#### [Problem details]
Gather all lines in the entries below that include the word "Week".

[Task inputs start]

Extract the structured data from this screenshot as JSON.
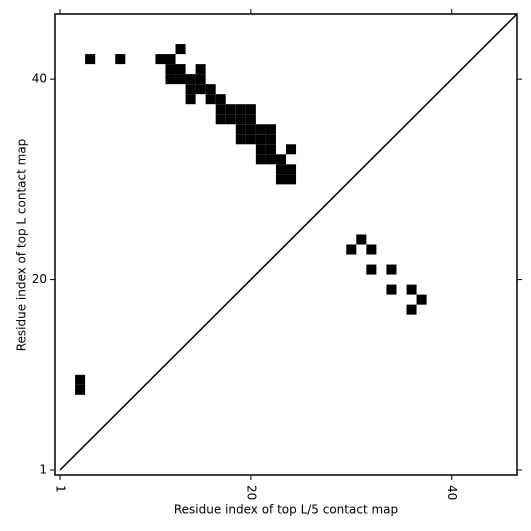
{
  "chart_data": {
    "type": "scatter",
    "xlabel": "Residue index of top L/5 contact map",
    "ylabel": "Residue index of top L contact map",
    "xlim": [
      0.5,
      46.5
    ],
    "ylim": [
      0.5,
      46.5
    ],
    "xticks": [
      1,
      20,
      40
    ],
    "yticks": [
      1,
      20,
      40
    ],
    "marker": "square",
    "diagonal": true,
    "series": [
      {
        "color": "#000000",
        "x": [
          13,
          4,
          7,
          11,
          12,
          12,
          13,
          15,
          12,
          13,
          14,
          15,
          14,
          15,
          16,
          14,
          16,
          17,
          17,
          18,
          19,
          20,
          17,
          18,
          19,
          20,
          19,
          20,
          21,
          22,
          19,
          20,
          21,
          22,
          21,
          22,
          24,
          21,
          22,
          23,
          23,
          24,
          23,
          24,
          30,
          31,
          32,
          32,
          34,
          34,
          36,
          37,
          36,
          3,
          3
        ],
        "values": [
          43,
          42,
          42,
          42,
          42,
          41,
          41,
          41,
          40,
          40,
          40,
          40,
          39,
          39,
          39,
          38,
          38,
          38,
          37,
          37,
          37,
          37,
          36,
          36,
          36,
          36,
          35,
          35,
          35,
          35,
          34,
          34,
          34,
          34,
          33,
          33,
          33,
          32,
          32,
          32,
          31,
          31,
          30,
          30,
          23,
          24,
          23,
          21,
          21,
          19,
          19,
          18,
          17,
          10,
          9
        ]
      }
    ]
  }
}
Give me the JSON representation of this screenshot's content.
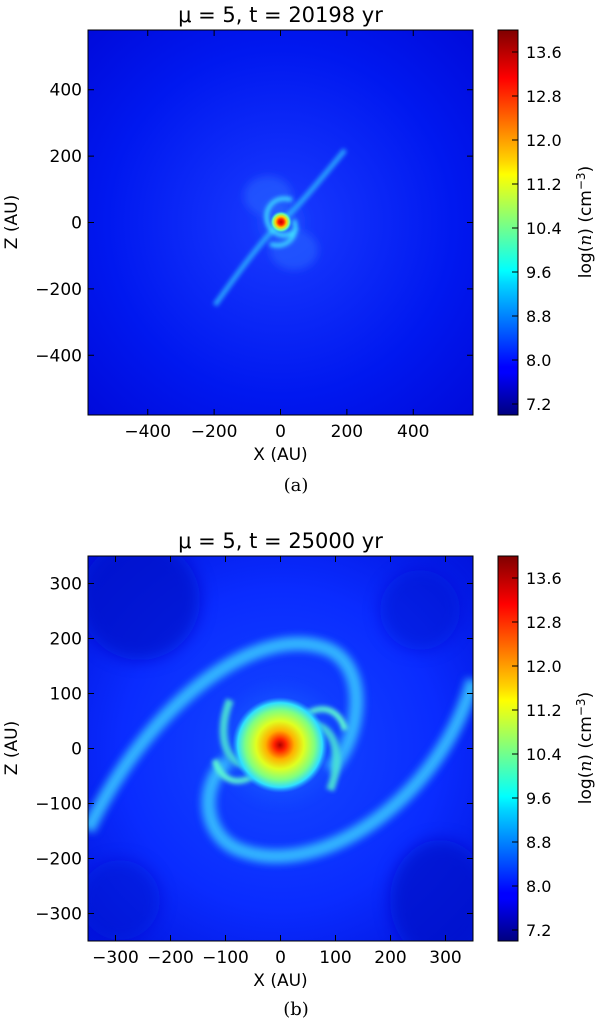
{
  "chart_data": [
    {
      "type": "heatmap",
      "panel_label": "(a)",
      "title": "μ = 5, t = 20198 yr",
      "xlabel": "X (AU)",
      "ylabel": "Z (AU)",
      "xlim": [
        -580,
        580
      ],
      "ylim": [
        -580,
        580
      ],
      "xticks": [
        -400,
        -200,
        0,
        200,
        400
      ],
      "xtick_labels": [
        "−400",
        "−200",
        "0",
        "200",
        "400"
      ],
      "yticks": [
        400,
        200,
        0,
        -200,
        -400
      ],
      "ytick_labels": [
        "400",
        "200",
        "0",
        "−200",
        "−400"
      ],
      "colorbar": {
        "label": "log(n) (cm−3)",
        "colormap": "jet",
        "range": [
          7.0,
          14.0
        ],
        "ticks": [
          13.6,
          12.8,
          12.0,
          11.2,
          10.4,
          9.6,
          8.8,
          8.0,
          7.2
        ],
        "tick_labels": [
          "13.6",
          "12.8",
          "12.0",
          "11.2",
          "10.4",
          "9.6",
          "8.8",
          "8.0",
          "7.2"
        ]
      },
      "features": {
        "background_log_n": 7.6,
        "core": {
          "x": 0,
          "z": 0,
          "peak_log_n": 14.0
        },
        "spiral_arms": "two spiral arms along the SW–NE diagonal, extending to about ±230 AU",
        "lobes": "faint lobes around the centre within about 100 AU"
      }
    },
    {
      "type": "heatmap",
      "panel_label": "(b)",
      "title": "μ = 5, t = 25000 yr",
      "xlabel": "X (AU)",
      "ylabel": "Z (AU)",
      "xlim": [
        -350,
        350
      ],
      "ylim": [
        -350,
        350
      ],
      "xticks": [
        -300,
        -200,
        -100,
        0,
        100,
        200,
        300
      ],
      "xtick_labels": [
        "−300",
        "−200",
        "−100",
        "0",
        "100",
        "200",
        "300"
      ],
      "yticks": [
        300,
        200,
        100,
        0,
        -100,
        -200,
        -300
      ],
      "ytick_labels": [
        "300",
        "200",
        "100",
        "0",
        "−100",
        "−200",
        "−300"
      ],
      "colorbar": {
        "label": "log(n) (cm−3)",
        "colormap": "jet",
        "range": [
          7.0,
          14.0
        ],
        "ticks": [
          13.6,
          12.8,
          12.0,
          11.2,
          10.4,
          9.6,
          8.8,
          8.0,
          7.2
        ],
        "tick_labels": [
          "13.6",
          "12.8",
          "12.0",
          "11.2",
          "10.4",
          "9.6",
          "8.8",
          "8.0",
          "7.2"
        ]
      },
      "features": {
        "background_log_n": 7.8,
        "core": {
          "x": 0,
          "z": 0,
          "peak_log_n": 14.0
        },
        "disk_radius_au": 70,
        "spiral_arms": "two long spiral arms wrapping the core, reaching the plot edges near (-350,-150) and (350,150)"
      }
    }
  ]
}
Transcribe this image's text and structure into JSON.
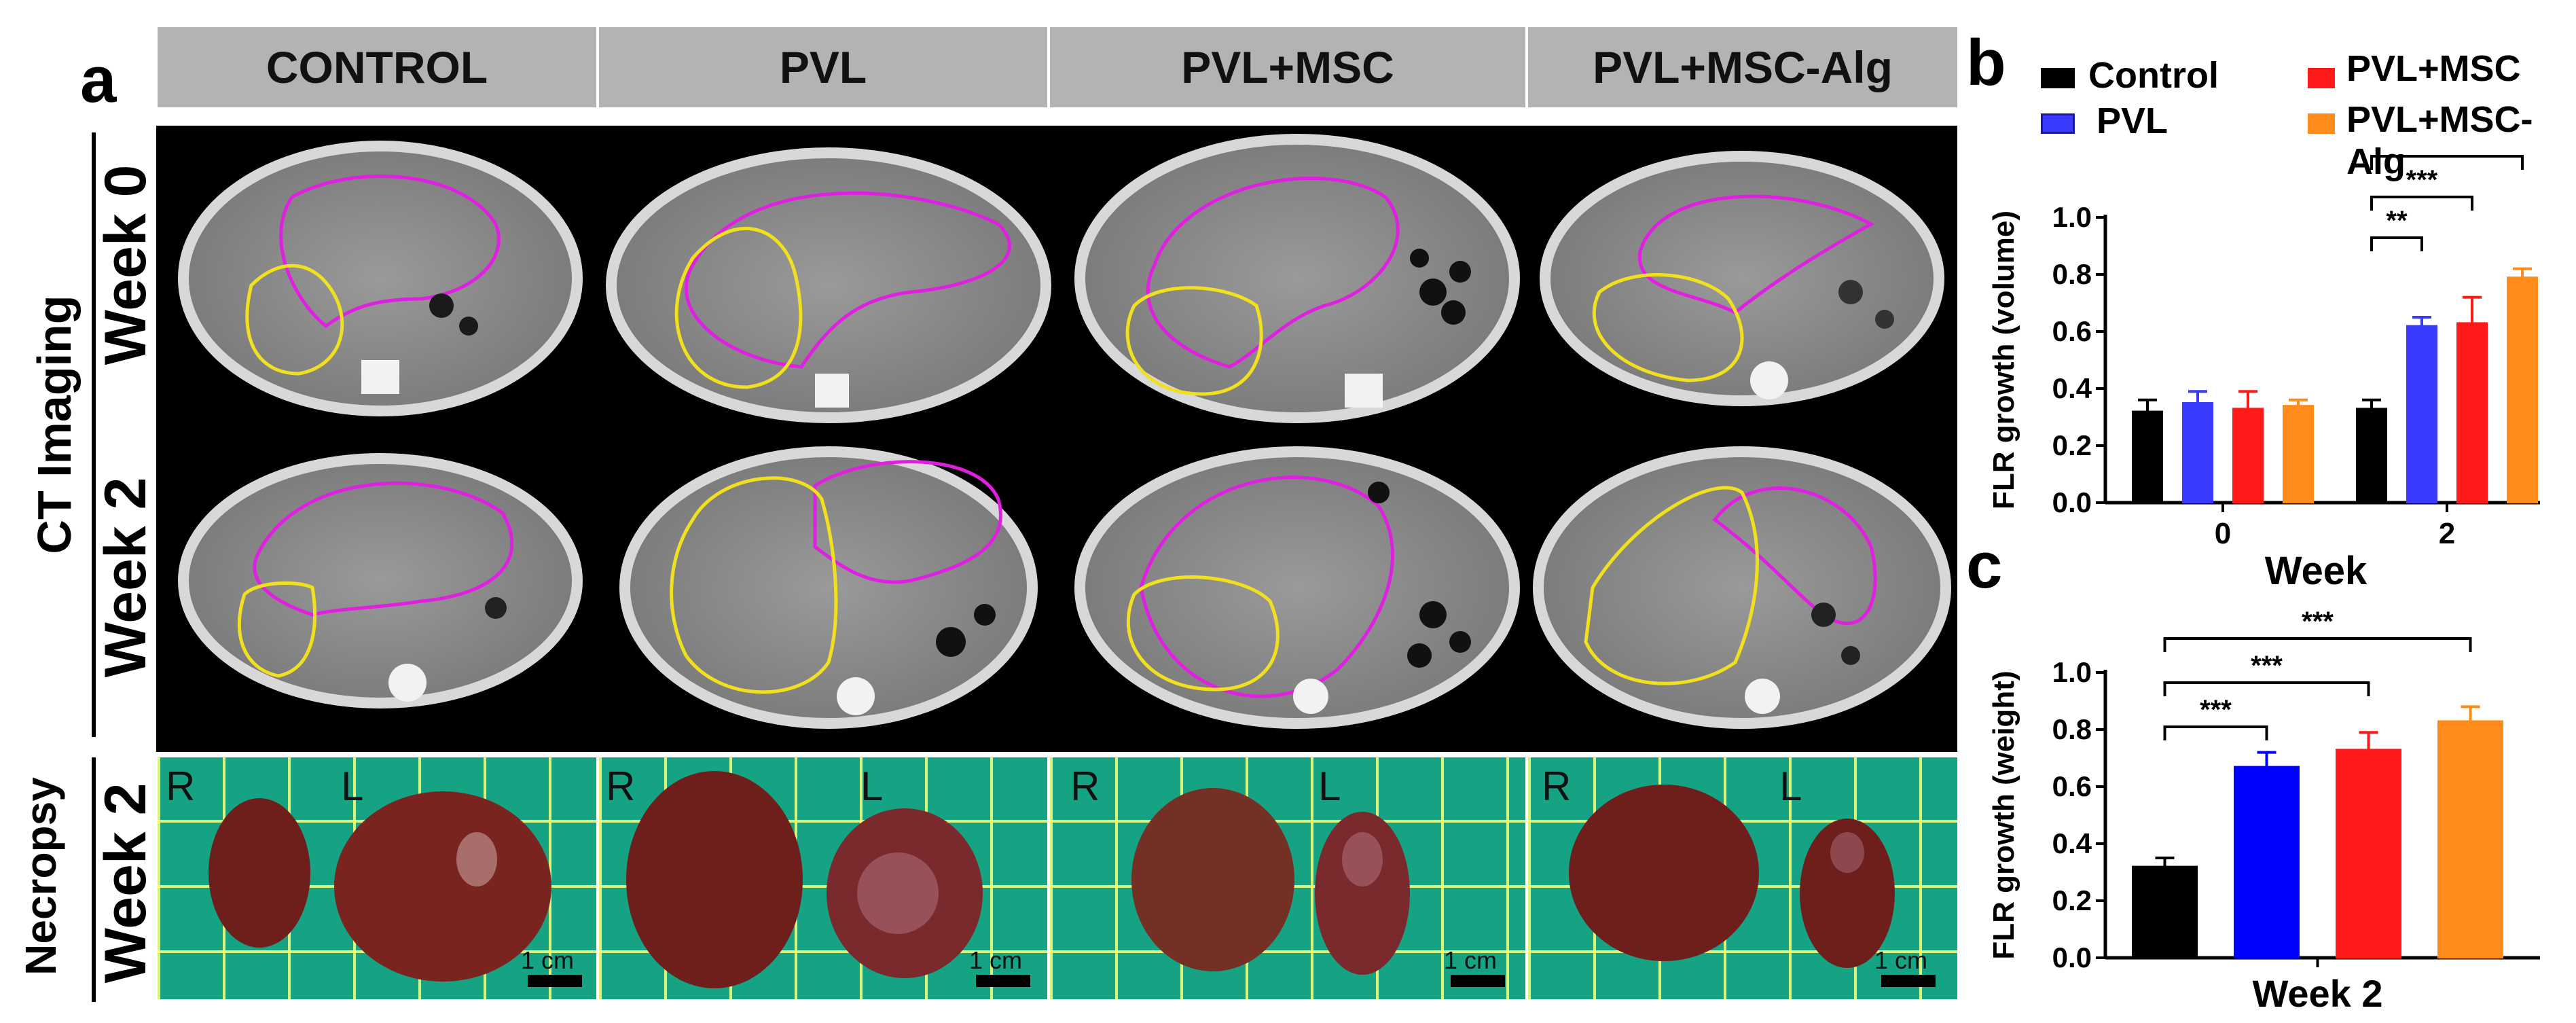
{
  "panel_a": {
    "letter": "a",
    "columns": [
      "CONTROL",
      "PVL",
      "PVL+MSC",
      "PVL+MSC-Alg"
    ],
    "row_group_ct": "CT Imaging",
    "row_week0": "Week 0",
    "row_week2": "Week 2",
    "row_group_necropsy": "Necropsy",
    "row_necropsy_week": "Week 2",
    "lobe_right": "R",
    "lobe_left": "L",
    "scale_label": "1 cm",
    "colors": {
      "header_bg": "#b3b3b3",
      "ct_bg": "#000000",
      "outline_magenta": "#e020e0",
      "outline_yellow": "#f0e020",
      "necropsy_grid": "#16a384",
      "liver": "#6e1f1c"
    }
  },
  "panel_b": {
    "letter": "b",
    "legend": [
      "Control",
      "PVL",
      "PVL+MSC",
      "PVL+MSC-Alg"
    ],
    "significance": [
      "**",
      "***",
      "***"
    ]
  },
  "panel_c": {
    "letter": "c",
    "significance": [
      "***",
      "***",
      "***"
    ]
  },
  "chart_data": [
    {
      "type": "bar",
      "panel": "b",
      "categories": [
        "0",
        "2"
      ],
      "xlabel": "Week",
      "ylabel": "FLR growth (volume)",
      "ylim": [
        0,
        1.0
      ],
      "yticks": [
        "0.0",
        "0.2",
        "0.4",
        "0.6",
        "0.8",
        "1.0"
      ],
      "legend_placement": "top",
      "series": [
        {
          "name": "Control",
          "color": "#000000",
          "values": [
            0.32,
            0.33
          ],
          "errors": [
            0.04,
            0.03
          ]
        },
        {
          "name": "PVL",
          "color": "#3a3aff",
          "values": [
            0.35,
            0.62
          ],
          "errors": [
            0.04,
            0.03
          ]
        },
        {
          "name": "PVL+MSC",
          "color": "#ff1a1a",
          "values": [
            0.33,
            0.63
          ],
          "errors": [
            0.06,
            0.09
          ]
        },
        {
          "name": "PVL+MSC-Alg",
          "color": "#ff8c1a",
          "values": [
            0.34,
            0.79
          ],
          "errors": [
            0.02,
            0.03
          ]
        }
      ],
      "comparisons": [
        {
          "group": "2",
          "from": "Control",
          "to": "PVL",
          "label": "**"
        },
        {
          "group": "2",
          "from": "Control",
          "to": "PVL+MSC",
          "label": "***"
        },
        {
          "group": "2",
          "from": "Control",
          "to": "PVL+MSC-Alg",
          "label": "***"
        }
      ]
    },
    {
      "type": "bar",
      "panel": "c",
      "categories": [
        "Control",
        "PVL",
        "PVL+MSC",
        "PVL+MSC-Alg"
      ],
      "xlabel": "Week 2",
      "ylabel": "FLR growth (weight)",
      "ylim": [
        0,
        1.0
      ],
      "yticks": [
        "0.0",
        "0.2",
        "0.4",
        "0.6",
        "0.8",
        "1.0"
      ],
      "series": [
        {
          "name": "",
          "colors": [
            "#000000",
            "#0000ff",
            "#ff1a1a",
            "#ff8c1a"
          ],
          "values": [
            0.32,
            0.67,
            0.73,
            0.83
          ],
          "errors": [
            0.03,
            0.05,
            0.06,
            0.05
          ]
        }
      ],
      "comparisons": [
        {
          "from": "Control",
          "to": "PVL",
          "label": "***"
        },
        {
          "from": "Control",
          "to": "PVL+MSC",
          "label": "***"
        },
        {
          "from": "Control",
          "to": "PVL+MSC-Alg",
          "label": "***"
        }
      ]
    }
  ]
}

[Task inputs end]

#### [Completed exercise]
    "row_week0": "Week 0",
    "row_week2": "Week 2",
    "row_necropsy_week": "Week 2",
      "xlabel": "Week",
      "xlabel": "Week 2",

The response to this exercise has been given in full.